» Documento de origen
XAN SALGUEIRO - VILA DE CRUCES
La Sociedade Galega de Historia Natural (SGHN) solicita a la Xunta de Galicia un replanteamiento de las concentraciones parcelarias en base a criterios de sostenibilidad ecológica, rentabilidad económica y beneficios sociales y demográficos. El colectivo ha respondido, desde abril de 2008, a quince consultas sobre otros tantos procesos en doce municipios de las cuatro provincias. Y concluye que muchas de las actuaciones no son rentables económica ni socialmente y, en cambio, ocasionan un grave perjuicio ambiental.
El presidente de la SGHN, Serafín González Prieto, ha remitido una carta al titular autonómico, Alberto Núñez Feijóo, en la que le pide que se replantee el modelo de parcelarias. A su juicio, deben excluirse de estos procesos las zonas de especial protección ecológica reconocidas por la Unión Europea; preservarse las masas arbóreas y arbustos autóctonos; respetar los cauces fluviales, sin “acondicionarlos”, y las zonas inundables; incluir sólo las tierras agrícolas de calidad; evaluar con exactitud la productividad de las tierras antes de la parcelaria, en términos económicos y agrícolas; y establecer con claridad los objetivos demográficos y de productividad que se persiguen.

» Lista de actividades
(A) Pasa al inglés esta frase de la noticia sobre las concentraciones parcelarias: "El colectivo ha respondido, desde abril de 2008, a quince consultas sobre otros tantos procesos en doce municipios de las cuatro provincias."
(B) Sigue escribiendo la noticia sobre las concentraciones parcelarias a partir de donde termina.

Entradas del conjunto de datos
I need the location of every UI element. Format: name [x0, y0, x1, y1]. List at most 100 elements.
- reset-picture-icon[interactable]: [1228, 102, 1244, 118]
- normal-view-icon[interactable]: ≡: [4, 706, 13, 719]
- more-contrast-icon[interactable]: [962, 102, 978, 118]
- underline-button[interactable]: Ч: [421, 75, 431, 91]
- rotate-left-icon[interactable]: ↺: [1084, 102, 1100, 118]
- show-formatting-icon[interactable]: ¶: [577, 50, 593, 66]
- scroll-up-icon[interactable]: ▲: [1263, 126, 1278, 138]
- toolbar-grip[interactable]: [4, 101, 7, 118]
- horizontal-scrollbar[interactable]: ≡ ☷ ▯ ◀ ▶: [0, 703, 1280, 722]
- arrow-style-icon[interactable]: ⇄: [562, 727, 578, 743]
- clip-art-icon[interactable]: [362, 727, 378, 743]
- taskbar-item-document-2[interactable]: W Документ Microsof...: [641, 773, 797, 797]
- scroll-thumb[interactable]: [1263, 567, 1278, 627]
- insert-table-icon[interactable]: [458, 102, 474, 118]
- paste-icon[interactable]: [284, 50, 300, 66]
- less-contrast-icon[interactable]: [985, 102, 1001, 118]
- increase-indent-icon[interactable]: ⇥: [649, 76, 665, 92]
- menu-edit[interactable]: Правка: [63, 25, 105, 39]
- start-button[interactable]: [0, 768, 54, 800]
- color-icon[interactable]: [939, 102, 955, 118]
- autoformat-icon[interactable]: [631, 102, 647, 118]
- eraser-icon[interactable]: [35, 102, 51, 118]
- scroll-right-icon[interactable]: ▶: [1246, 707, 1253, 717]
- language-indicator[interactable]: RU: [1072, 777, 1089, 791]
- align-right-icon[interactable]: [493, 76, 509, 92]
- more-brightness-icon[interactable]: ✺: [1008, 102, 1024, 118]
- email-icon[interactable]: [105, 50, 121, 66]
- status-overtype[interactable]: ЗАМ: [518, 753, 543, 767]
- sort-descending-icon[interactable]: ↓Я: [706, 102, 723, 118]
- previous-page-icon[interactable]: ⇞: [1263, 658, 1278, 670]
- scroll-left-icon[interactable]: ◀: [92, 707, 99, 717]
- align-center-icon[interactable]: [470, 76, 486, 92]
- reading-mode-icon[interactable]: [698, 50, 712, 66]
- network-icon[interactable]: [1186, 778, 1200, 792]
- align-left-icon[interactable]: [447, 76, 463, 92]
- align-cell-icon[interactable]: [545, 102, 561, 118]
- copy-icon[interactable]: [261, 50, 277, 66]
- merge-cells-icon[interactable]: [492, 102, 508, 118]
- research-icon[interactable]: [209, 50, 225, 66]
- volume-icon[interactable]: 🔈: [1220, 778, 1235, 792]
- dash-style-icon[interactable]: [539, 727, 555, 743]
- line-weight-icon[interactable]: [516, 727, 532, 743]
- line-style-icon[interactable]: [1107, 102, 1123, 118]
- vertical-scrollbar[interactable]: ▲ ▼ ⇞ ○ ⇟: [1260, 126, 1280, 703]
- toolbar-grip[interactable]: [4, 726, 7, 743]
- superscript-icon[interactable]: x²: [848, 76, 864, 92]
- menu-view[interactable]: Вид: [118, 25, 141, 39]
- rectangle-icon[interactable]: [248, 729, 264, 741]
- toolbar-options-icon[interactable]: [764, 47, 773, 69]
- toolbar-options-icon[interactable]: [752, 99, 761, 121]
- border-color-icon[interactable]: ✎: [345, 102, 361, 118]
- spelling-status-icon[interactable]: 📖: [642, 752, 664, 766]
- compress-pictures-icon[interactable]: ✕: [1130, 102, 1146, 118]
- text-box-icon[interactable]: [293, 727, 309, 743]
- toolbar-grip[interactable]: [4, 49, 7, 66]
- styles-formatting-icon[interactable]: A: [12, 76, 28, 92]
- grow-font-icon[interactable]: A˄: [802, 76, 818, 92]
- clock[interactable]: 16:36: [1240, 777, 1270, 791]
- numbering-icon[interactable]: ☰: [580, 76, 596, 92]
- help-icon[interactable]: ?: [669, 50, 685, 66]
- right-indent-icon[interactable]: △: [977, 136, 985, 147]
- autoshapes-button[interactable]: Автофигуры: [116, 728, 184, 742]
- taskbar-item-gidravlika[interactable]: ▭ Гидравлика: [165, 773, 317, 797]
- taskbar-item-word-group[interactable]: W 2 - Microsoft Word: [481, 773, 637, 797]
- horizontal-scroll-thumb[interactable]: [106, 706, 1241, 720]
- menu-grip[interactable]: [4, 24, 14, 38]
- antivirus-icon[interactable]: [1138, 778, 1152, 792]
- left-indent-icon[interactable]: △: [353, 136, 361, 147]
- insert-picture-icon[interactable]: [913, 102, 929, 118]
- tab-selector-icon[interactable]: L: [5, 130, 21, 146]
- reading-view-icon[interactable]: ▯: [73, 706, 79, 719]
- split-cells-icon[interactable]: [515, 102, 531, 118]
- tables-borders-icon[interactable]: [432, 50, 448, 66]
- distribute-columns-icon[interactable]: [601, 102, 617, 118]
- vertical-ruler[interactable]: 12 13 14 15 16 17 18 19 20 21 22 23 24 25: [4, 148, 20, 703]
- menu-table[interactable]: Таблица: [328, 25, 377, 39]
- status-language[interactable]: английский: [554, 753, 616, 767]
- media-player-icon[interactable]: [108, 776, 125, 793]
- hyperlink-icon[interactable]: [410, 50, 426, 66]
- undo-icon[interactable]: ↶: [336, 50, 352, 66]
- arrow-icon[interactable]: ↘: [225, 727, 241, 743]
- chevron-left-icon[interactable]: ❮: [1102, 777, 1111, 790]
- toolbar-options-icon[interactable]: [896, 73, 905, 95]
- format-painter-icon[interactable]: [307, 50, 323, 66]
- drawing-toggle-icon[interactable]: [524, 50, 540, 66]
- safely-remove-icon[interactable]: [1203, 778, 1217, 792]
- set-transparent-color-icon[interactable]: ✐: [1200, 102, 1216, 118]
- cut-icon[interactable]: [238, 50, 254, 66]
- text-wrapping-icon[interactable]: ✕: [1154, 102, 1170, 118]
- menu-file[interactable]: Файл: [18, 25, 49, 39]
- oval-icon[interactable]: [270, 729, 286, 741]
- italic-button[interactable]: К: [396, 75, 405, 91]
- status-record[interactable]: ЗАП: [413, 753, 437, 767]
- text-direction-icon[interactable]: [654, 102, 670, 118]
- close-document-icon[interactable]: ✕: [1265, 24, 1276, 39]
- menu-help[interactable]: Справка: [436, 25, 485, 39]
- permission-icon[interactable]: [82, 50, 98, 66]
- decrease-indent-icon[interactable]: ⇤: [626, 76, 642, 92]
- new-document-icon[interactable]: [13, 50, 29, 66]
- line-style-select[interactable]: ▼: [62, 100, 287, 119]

» Respuestas por tarea
(A) Since April 2008, the group has responded to fifteen consultations on as many processes in twelve municipalities across the four provinces.

(B)
Entre las quince consultas sobre decisión de Estudio de Impacto Ambiental (EIA) respondidas por este colectivo con sede en Santiago que “estudia, divulga e defende o medio natural galego desde 1973” figuran dos de la zona: La de Arca, en A Estrada, y la de Duxame-Insua-Portodemouros, en Vila de Cruces. Al menos diez de los proyectos analizados afectan a lugares de interés comunitario, hábitats de conservación prioritaria en la Unión Europea o de especies incluídas en el Catálogo Galego de Especies Ameazadas. En ninguno de los casos el apartado socioeconómico del EIA evalúa cuál es la productividad actual, en términos económicos y agrícolas, de las tierras antes de la concentración, ni establece los objetivos de productividad y demográficos que se pretenden alcanzar. Con los proyectos analizados se pretenden concentrar 12.438 hectáreas, y el coste medio de las parcelarias es de entre 3.600 y 4.400 euros/hectárea, “iso supón que será imposible avaliar o éxito ou fracaso dun investimento de entre 44,8 e 54,7 millóns de euros de fondos públicos”.
Algunos de los procesos acumulan años de retraso sin que los EIA entren a valorar si las concentraciones siguen siendo necesarias o convenientes teniendo en cuenta los cambios socioeconómicos y demográficos acaecidos. Y cita el caso de la de Arca, decretada en 1980, mientras que la de Duxame lo fue en 2000.
Más de la mitad de los proyectos analizados por la SGHN contemplan la concentración de tierras marginales desde el punto de vista agrícola, pues son “terreos que non permiten o laboreo polo risco grave de perda da súa capacidad produtiva, debido a limitacións permanentes moderadas ou importantes: forte pendente, erosión severa, solos superficiais, gravas moi abondosas ou afloramentos rochosos frecuentes”. En esta última situación figura la de Arca, mientras que el EIA de la de Duxame habla de “solos moderada ou escasamente cultivables”. Por tanto, concluye el colectivo, “a rendibilidade económica desas concentracións é moi dubidosa e os riscos ambientais son moi importantes”.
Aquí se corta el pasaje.